# Goal
Identify and reproduce every line holding the string "name".

----------

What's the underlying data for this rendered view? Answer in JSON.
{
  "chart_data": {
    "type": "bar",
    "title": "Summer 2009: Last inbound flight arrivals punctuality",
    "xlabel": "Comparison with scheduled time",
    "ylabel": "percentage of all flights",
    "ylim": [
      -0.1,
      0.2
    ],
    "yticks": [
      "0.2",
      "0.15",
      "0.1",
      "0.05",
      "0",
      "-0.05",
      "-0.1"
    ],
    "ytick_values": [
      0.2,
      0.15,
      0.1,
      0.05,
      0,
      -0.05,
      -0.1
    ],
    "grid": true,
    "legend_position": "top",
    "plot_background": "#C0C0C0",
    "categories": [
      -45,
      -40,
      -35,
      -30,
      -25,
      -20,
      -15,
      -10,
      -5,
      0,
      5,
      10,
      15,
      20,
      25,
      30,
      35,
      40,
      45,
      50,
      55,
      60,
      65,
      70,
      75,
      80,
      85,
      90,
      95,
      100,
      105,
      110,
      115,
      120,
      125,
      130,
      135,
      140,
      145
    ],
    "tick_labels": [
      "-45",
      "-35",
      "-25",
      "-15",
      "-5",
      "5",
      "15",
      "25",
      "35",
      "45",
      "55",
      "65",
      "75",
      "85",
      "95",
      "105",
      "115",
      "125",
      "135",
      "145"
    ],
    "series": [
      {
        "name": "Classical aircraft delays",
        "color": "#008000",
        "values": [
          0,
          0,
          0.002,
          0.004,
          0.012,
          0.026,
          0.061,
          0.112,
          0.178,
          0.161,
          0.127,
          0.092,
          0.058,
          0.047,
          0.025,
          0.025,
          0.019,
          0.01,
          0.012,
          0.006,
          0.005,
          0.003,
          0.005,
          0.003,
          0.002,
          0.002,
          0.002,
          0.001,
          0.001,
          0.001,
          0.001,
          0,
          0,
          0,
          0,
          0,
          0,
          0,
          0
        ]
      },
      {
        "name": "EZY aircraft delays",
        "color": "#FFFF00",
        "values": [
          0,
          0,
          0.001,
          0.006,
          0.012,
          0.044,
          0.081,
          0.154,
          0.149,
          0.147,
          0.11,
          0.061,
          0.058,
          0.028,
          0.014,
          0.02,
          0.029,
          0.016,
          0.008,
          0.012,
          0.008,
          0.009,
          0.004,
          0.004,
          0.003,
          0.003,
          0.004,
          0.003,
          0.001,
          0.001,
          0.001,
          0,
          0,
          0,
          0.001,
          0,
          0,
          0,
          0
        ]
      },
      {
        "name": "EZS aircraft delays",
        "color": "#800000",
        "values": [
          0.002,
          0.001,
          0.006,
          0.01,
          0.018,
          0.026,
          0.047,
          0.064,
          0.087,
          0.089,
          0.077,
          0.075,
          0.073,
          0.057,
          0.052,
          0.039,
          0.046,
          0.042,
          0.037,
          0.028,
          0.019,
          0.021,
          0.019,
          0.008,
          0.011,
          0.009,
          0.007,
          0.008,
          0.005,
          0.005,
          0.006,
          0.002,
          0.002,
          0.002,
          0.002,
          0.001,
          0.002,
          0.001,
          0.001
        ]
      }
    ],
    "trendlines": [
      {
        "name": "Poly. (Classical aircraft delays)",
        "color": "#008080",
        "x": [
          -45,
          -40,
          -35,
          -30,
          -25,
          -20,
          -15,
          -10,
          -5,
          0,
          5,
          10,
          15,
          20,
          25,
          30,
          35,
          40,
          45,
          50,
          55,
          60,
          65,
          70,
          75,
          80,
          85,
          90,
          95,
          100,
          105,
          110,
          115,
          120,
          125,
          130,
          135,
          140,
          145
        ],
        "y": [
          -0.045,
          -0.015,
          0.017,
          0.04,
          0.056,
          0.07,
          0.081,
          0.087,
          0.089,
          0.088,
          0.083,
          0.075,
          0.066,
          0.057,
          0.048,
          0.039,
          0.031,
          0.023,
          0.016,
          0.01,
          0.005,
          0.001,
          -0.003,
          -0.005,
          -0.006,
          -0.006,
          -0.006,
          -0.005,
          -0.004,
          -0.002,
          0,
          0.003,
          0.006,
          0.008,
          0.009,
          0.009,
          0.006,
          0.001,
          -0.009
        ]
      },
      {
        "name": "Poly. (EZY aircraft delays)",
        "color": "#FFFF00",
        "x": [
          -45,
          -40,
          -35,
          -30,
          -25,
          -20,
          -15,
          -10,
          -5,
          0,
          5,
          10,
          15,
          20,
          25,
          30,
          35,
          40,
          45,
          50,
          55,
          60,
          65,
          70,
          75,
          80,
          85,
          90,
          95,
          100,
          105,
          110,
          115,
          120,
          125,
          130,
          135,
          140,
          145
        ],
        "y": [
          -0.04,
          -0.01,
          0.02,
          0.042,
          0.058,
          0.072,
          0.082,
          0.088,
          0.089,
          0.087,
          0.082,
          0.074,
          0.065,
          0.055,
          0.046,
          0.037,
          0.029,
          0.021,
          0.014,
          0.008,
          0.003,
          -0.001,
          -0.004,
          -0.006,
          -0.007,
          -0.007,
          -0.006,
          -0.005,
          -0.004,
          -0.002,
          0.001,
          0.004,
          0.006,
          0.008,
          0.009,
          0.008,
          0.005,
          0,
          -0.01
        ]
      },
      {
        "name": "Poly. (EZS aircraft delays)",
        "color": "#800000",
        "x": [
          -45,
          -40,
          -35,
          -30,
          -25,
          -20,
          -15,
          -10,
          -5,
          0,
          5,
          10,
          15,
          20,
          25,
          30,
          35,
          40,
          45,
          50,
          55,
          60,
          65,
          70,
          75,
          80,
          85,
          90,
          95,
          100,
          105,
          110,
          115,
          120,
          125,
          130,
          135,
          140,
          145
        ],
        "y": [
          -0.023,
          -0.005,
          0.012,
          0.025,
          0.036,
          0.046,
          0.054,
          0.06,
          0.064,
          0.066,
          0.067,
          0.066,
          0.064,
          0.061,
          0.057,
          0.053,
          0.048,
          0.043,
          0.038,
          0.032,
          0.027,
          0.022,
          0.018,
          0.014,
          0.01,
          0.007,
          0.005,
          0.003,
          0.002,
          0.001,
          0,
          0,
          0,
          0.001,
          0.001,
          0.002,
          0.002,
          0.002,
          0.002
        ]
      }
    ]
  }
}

----------

# Expected output
        "name": "Classical aircraft delays",
        "name": "EZY aircraft delays",
        "name": "EZS aircraft delays",
        "name": "Poly. (Classical aircraft delays)",
        "name": "Poly. (EZY aircraft delays)",
        "name": "Poly. (EZS aircraft delays)",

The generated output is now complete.